## [Source]
☆ ☆ ☆ ☆
Different types of programs can be distinguished by the color of the dot located in the middle of the left side of the card, and by the icon on the bottom right corner of the card (within which the strength number on icebreakers is located). The following icons and colors are used:
Hardware: You may have any number of pieces of hardware installed at any given time. Installing a piece of hardware takes an action.
Resource: You may have any number of resources in play. Installing each one takes an action. During the course of the game, if the Corporation gives you a tag, it can trash one of your resources by taking an action and paying .
Prep: You play a prep as an action, pay its cost, and then trash it. Preps are the only cards you trash right after you play them.
We and the Runner have each taken our starting bit pools (5) from our respective bit banks. As per standard operating procedure, we place our bit pool next to R&D, to represent the HQ data fort.
Next, we draw five cards from R&D, and the Runner draws five from his or her stack. Our cards turn out to be the sentry ice Code Corpse, the wall ice Fire Wall, the code gate ice Keeper, the node Rockerboy Promotion, and the upgrade Red Herrings. We then make the mandatory draw to begin our turn, which produces the operation Accounts Receivable as our sixth card. Now we are ready to take our three actions for the turn.
Our first priority is to put ice on vulnerable forts to keep the Runner from stealing our agendas. We are never quite sure what R&D is up to, and for all we know, the next card of R&D could be an agenda. Therefore it makes sense to install ice on that data fort. And while we have no agendas stored in HQ, we do have a node and an upgrade that the Runner could trash if they were accessed, so we would like to protect HQ as well.
☆ ☆ ☆ ☆
## [Written instruction]
Decide whether each of the following statements agrees with the game rules above. Answer yes or no for each one, and quote the words that settle it. 1. Installing a piece of hardware takes an action. 2. The Runner may have only one resource in play at a time. 3. The sixth card the Corporation draws is the upgrade Red Herrings.

## [Records]
☆ ☆ ☆ ☆
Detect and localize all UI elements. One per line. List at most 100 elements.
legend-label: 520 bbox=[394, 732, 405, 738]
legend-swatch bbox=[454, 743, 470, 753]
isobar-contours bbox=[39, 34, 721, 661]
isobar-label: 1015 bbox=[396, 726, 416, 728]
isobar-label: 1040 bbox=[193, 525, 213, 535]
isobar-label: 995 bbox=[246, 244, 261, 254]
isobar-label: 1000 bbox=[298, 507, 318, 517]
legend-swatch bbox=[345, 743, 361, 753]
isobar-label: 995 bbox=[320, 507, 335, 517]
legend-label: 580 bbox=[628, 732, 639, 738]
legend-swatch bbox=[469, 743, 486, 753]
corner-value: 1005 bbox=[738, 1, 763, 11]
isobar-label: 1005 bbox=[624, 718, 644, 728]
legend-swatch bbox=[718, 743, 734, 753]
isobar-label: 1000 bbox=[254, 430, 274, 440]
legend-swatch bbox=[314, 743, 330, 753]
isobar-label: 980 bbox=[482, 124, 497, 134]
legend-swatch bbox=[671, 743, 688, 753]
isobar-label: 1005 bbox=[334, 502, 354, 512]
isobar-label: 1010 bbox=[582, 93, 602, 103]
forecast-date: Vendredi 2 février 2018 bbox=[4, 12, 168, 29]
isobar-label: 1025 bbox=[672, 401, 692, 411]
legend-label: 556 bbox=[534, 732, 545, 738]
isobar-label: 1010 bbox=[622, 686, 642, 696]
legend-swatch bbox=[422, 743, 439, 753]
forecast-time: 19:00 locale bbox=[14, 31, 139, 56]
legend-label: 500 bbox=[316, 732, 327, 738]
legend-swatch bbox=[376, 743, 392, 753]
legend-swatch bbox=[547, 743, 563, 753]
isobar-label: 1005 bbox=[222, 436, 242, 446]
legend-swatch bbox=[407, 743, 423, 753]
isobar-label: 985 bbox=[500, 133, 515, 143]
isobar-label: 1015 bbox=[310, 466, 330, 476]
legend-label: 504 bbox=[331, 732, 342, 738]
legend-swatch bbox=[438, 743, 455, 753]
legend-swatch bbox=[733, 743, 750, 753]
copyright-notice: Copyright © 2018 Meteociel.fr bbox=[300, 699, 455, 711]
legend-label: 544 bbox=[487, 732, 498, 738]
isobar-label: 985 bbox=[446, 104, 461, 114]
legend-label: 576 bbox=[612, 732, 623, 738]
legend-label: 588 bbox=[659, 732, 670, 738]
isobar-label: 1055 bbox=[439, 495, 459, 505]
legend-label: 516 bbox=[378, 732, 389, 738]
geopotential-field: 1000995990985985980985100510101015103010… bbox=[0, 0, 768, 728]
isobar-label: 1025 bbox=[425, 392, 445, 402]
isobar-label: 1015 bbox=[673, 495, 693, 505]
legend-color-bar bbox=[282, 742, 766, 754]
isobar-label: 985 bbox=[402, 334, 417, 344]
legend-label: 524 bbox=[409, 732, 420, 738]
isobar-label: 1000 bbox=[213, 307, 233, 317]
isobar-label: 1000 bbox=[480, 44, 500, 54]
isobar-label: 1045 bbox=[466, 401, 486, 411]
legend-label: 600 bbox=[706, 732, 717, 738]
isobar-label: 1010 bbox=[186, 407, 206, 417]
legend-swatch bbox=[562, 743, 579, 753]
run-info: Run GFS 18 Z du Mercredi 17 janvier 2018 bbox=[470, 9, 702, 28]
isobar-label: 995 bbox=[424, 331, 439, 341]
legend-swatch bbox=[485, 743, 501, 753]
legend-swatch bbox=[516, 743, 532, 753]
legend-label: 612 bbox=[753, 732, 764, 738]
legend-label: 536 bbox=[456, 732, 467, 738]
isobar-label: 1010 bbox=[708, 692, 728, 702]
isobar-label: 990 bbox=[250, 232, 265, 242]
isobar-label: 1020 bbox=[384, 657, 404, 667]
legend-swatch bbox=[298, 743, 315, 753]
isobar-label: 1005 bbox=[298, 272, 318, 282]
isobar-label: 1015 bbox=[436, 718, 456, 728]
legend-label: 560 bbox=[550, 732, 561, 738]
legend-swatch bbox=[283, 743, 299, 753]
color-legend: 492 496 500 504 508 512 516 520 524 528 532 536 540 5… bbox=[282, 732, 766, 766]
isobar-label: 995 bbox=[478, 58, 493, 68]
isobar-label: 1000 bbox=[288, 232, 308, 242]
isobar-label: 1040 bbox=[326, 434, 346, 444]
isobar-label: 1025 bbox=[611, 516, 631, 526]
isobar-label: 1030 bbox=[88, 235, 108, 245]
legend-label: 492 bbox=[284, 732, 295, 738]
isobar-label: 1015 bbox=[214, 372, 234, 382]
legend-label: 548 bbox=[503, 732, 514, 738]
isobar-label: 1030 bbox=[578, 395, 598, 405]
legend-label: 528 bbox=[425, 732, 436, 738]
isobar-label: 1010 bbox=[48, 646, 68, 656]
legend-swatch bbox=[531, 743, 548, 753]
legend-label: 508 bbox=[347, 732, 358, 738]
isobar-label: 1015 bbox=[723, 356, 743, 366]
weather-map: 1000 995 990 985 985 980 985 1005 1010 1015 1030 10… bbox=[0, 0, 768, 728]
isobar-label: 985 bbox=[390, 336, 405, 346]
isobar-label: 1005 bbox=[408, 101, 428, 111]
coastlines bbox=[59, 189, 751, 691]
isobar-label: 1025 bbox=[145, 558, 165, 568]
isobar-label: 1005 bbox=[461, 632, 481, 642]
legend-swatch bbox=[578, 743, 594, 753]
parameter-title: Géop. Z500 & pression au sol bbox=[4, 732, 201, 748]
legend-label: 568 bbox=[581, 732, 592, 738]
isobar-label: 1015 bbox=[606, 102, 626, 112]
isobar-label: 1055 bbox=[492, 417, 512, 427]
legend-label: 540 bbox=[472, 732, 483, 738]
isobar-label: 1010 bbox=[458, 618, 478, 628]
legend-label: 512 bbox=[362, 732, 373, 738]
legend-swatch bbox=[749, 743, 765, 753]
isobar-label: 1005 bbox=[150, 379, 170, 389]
☆ ☆ ☆ ☆
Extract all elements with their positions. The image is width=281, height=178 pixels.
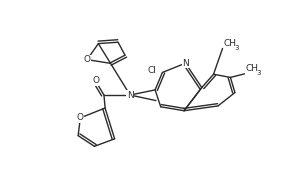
☆ ☆ ☆ ☆
## [Solution to this exercise]
1. Yes: "Installing a piece of hardware takes an action."
2. No: "You may have any number of resources in play."
3. No: "which produces the operation Accounts Receivable as our sixth card."